Work instructions :: Copy out each line in the material below that has the word "true".

Data to use ::
+---+

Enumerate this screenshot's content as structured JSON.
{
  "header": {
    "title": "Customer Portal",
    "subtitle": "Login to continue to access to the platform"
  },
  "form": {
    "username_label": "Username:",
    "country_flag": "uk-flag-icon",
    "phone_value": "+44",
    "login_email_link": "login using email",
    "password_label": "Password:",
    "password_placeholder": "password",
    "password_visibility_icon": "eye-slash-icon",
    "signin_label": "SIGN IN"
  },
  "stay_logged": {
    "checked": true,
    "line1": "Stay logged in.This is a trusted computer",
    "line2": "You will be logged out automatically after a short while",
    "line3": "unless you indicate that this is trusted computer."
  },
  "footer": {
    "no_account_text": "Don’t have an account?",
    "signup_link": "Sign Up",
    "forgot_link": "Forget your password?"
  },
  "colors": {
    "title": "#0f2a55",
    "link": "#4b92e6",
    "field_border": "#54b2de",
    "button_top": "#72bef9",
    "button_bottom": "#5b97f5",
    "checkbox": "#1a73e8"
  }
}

+---+

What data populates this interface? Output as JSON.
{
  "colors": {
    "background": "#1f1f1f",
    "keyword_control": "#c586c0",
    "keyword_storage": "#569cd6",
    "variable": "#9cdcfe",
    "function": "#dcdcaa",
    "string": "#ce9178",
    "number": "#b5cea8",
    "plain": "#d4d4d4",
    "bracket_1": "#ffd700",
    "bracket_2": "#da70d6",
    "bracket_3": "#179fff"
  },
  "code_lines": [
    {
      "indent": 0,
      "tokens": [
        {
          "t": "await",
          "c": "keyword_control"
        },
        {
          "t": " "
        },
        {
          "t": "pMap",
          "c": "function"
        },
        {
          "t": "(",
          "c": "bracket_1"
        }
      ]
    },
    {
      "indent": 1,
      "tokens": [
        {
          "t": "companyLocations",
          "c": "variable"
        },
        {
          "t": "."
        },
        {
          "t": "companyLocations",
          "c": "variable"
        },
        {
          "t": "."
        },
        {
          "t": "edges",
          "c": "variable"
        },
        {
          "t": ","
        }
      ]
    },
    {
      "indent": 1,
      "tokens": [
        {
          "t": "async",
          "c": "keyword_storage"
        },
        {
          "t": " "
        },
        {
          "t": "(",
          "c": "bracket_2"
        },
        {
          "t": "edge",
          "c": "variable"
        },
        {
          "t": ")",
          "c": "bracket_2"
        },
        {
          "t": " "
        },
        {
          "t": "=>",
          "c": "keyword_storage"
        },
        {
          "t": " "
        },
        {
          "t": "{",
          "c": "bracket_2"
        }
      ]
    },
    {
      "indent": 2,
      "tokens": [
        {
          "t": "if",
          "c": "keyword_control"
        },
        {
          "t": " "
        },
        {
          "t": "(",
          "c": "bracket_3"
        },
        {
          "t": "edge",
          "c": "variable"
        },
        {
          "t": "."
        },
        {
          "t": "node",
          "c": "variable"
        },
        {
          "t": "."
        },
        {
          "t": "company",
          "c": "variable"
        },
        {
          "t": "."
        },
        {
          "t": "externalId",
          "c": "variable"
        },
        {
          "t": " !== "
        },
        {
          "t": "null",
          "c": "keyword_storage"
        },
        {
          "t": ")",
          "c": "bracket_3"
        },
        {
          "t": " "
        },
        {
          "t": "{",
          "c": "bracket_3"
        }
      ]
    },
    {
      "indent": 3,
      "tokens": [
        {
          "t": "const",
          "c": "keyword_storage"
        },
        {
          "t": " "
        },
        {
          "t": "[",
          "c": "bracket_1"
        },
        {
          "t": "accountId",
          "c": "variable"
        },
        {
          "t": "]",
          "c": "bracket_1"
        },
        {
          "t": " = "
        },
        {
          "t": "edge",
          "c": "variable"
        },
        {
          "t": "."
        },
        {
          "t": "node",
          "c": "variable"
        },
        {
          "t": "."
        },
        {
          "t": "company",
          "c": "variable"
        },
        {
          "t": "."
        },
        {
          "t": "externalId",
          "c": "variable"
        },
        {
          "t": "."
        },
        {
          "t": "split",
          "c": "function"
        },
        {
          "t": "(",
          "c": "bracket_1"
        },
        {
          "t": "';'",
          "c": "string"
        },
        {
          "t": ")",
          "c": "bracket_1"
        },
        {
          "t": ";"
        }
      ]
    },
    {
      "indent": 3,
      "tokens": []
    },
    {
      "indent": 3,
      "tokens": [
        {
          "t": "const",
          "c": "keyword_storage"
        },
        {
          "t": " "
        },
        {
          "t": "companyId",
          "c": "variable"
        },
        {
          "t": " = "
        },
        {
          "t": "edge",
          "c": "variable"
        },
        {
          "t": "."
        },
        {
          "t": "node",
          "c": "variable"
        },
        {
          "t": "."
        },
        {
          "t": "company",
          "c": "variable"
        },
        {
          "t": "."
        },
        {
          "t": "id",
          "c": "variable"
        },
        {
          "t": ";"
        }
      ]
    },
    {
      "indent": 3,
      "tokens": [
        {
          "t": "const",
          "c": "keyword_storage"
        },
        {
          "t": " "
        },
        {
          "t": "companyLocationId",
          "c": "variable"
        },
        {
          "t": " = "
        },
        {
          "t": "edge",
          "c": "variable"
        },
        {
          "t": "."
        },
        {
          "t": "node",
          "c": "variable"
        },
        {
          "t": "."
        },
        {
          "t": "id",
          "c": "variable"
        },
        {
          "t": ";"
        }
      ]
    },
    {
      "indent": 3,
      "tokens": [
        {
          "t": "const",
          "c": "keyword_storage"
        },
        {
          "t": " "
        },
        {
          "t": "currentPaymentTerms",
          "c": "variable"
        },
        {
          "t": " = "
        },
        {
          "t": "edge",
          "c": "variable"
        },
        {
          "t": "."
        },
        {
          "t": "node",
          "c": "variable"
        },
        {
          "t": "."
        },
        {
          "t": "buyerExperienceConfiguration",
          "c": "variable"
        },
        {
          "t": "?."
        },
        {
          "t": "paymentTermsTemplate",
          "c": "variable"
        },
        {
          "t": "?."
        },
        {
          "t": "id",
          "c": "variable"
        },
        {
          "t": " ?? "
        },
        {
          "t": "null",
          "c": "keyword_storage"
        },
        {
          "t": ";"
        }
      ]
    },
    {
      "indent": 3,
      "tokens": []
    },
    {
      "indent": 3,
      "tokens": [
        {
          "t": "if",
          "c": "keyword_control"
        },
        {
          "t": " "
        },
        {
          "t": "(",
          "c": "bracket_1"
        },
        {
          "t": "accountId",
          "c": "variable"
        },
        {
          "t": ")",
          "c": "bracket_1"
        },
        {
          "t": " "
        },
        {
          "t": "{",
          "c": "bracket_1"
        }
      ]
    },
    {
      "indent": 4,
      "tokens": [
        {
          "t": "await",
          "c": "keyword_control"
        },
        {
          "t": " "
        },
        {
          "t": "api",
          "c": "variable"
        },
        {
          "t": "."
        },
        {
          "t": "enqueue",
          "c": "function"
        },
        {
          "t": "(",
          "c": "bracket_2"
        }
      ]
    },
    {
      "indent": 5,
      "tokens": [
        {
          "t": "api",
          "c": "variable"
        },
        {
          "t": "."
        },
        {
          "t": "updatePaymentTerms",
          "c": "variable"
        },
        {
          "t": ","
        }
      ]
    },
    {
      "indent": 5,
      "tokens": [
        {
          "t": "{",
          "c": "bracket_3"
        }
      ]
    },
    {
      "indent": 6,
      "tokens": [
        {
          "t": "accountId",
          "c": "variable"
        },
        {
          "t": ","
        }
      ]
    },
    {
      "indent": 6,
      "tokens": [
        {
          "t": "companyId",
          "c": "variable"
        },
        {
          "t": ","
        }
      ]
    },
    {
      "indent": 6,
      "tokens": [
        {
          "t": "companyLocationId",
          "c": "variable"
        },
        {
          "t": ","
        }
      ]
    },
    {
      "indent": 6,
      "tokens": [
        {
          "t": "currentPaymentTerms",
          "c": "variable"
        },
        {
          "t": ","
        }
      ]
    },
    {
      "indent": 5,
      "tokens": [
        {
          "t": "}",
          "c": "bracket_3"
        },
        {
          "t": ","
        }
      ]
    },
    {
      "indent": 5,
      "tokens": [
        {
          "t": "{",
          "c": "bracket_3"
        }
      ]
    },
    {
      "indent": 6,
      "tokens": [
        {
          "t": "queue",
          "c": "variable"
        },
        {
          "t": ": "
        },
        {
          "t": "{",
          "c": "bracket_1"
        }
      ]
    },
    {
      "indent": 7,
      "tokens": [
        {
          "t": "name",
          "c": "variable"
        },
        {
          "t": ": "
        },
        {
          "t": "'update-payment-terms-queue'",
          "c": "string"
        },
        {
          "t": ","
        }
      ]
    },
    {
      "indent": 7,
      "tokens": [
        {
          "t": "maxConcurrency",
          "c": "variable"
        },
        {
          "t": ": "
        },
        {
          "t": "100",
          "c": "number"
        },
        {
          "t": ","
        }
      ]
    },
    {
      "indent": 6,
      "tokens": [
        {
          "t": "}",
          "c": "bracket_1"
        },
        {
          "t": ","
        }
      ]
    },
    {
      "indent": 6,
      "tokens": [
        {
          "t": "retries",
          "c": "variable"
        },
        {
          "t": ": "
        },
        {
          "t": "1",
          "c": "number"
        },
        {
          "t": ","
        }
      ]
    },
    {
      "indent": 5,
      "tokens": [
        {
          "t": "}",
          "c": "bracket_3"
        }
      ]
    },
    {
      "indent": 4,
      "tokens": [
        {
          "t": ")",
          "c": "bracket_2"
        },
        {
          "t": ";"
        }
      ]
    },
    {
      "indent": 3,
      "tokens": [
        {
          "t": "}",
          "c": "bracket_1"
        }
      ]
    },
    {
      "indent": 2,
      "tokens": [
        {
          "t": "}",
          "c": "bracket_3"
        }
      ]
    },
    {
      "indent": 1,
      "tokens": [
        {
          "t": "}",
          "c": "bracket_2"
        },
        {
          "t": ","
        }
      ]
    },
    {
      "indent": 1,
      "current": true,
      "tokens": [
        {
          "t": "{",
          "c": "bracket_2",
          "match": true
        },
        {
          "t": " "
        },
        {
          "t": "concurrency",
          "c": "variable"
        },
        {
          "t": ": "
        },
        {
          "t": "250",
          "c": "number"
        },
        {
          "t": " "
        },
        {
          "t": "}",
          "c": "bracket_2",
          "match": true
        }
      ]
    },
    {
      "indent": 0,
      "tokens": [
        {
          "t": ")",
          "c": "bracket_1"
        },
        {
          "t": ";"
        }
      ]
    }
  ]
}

+---+

Answer in full ::
    "checked": true,
      "current": true,
          "match": true
          "match": true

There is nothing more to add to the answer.